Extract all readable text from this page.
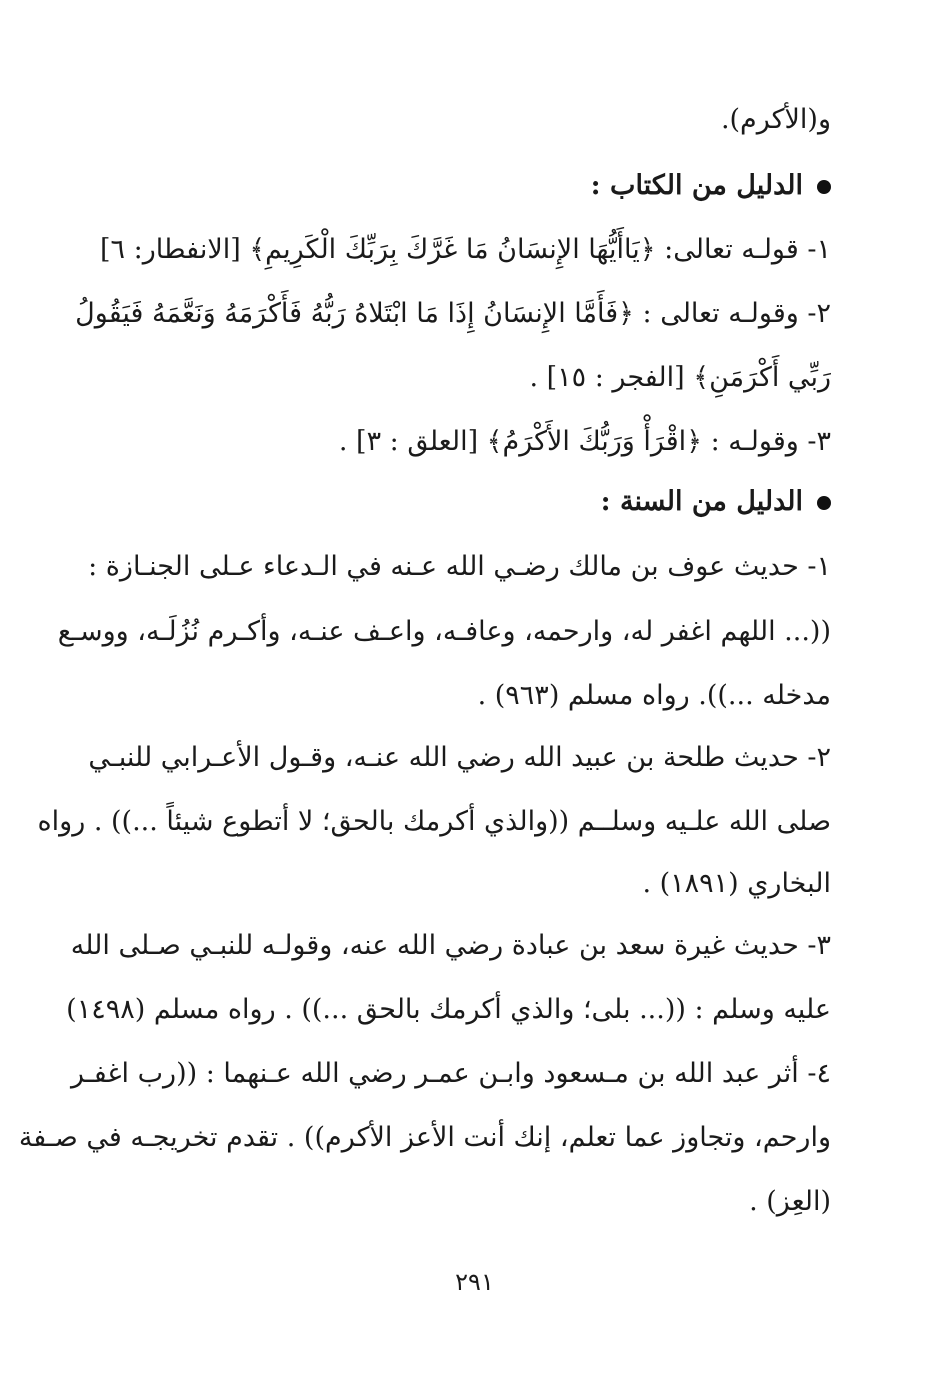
و(الأكرم).
الدليل من الكتاب :
١- قولـه تعالى: ﴿يَاأَيُّهَا الإِنسَانُ مَا غَرَّكَ بِرَبِّكَ الْكَرِيمِ﴾ [الانفطار: ٦]
٢- وقولـه تعالى : ﴿فَأَمَّا الإِنسَانُ إِذَا مَا ابْتَلاهُ رَبُّهُ فَأَكْرَمَهُ وَنَعَّمَهُ فَيَقُولُ
رَبِّي أَكْرَمَنِ﴾ [الفجر : ١٥] .
٣- وقولـه : ﴿اقْرَأْ وَرَبُّكَ الأَكْرَمُ﴾ [العلق : ٣] .
الدليل من السنة :
١- حديث عوف بن مالك رضـي الله عـنه في الـدعاء عـلى الجنـازة :
((... اللهم اغفر له، وارحمه، وعافـه، واعـف عنـه، وأكـرم نُزُلَـه، ووسـع
مدخله ...)). رواه مسلم (٩٦٣) .
٢- حديث طلحة بن عبيد الله رضي الله عنـه، وقـول الأعـرابي للنبـي
صلى الله علـيه وسلــم ((والذي أكرمك بالحق؛ لا أتطوع شيئاً ...)) . رواه
البخاري (١٨٩١) .
٣- حديث غيرة سعد بن عبادة رضي الله عنه، وقولـه للنبـي صـلى الله
عليه وسلم : ((... بلى؛ والذي أكرمك بالحق ...)) . رواه مسلم (١٤٩٨)
٤- أثر عبد الله بن مـسعود وابـن عمـر رضي الله عـنهما : ((رب اغفـر
وارحم، وتجاوز عما تعلم، إنك أنت الأعز الأكرم)) . تقدم تخريجـه في صـفة
(العِز) .
٢٩١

## Exercise directions
Please transcribe the material above exactly as written. Leave the pictures out.

## Output for this exercise
Extract all readable text from this page.
و(الأكرم).
الدليل من الكتاب :
١- قولـه تعالى: ﴿يَاأَيُّهَا الإِنسَانُ مَا غَرَّكَ بِرَبِّكَ الْكَرِيمِ﴾ [الانفطار: ٦]
٢- وقولـه تعالى : ﴿فَأَمَّا الإِنسَانُ إِذَا مَا ابْتَلاهُ رَبُّهُ فَأَكْرَمَهُ وَنَعَّمَهُ فَيَقُولُ
رَبِّي أَكْرَمَنِ﴾ [الفجر : ١٥] .
٣- وقولـه : ﴿اقْرَأْ وَرَبُّكَ الأَكْرَمُ﴾ [العلق : ٣] .
الدليل من السنة :
١- حديث عوف بن مالك رضـي الله عـنه في الـدعاء عـلى الجنـازة :
((... اللهم اغفر له، وارحمه، وعافـه، واعـف عنـه، وأكـرم نُزُلَـه، ووسـع
مدخله ...)). رواه مسلم (٩٦٣) .
٢- حديث طلحة بن عبيد الله رضي الله عنـه، وقـول الأعـرابي للنبـي
صلى الله علـيه وسلــم ((والذي أكرمك بالحق؛ لا أتطوع شيئاً ...)) . رواه
البخاري (١٨٩١) .
٣- حديث غيرة سعد بن عبادة رضي الله عنه، وقولـه للنبـي صـلى الله
عليه وسلم : ((... بلى؛ والذي أكرمك بالحق ...)) . رواه مسلم (١٤٩٨)
٤- أثر عبد الله بن مـسعود وابـن عمـر رضي الله عـنهما : ((رب اغفـر
وارحم، وتجاوز عما تعلم، إنك أنت الأعز الأكرم)) . تقدم تخريجـه في صـفة
(العِز) .
٢٩١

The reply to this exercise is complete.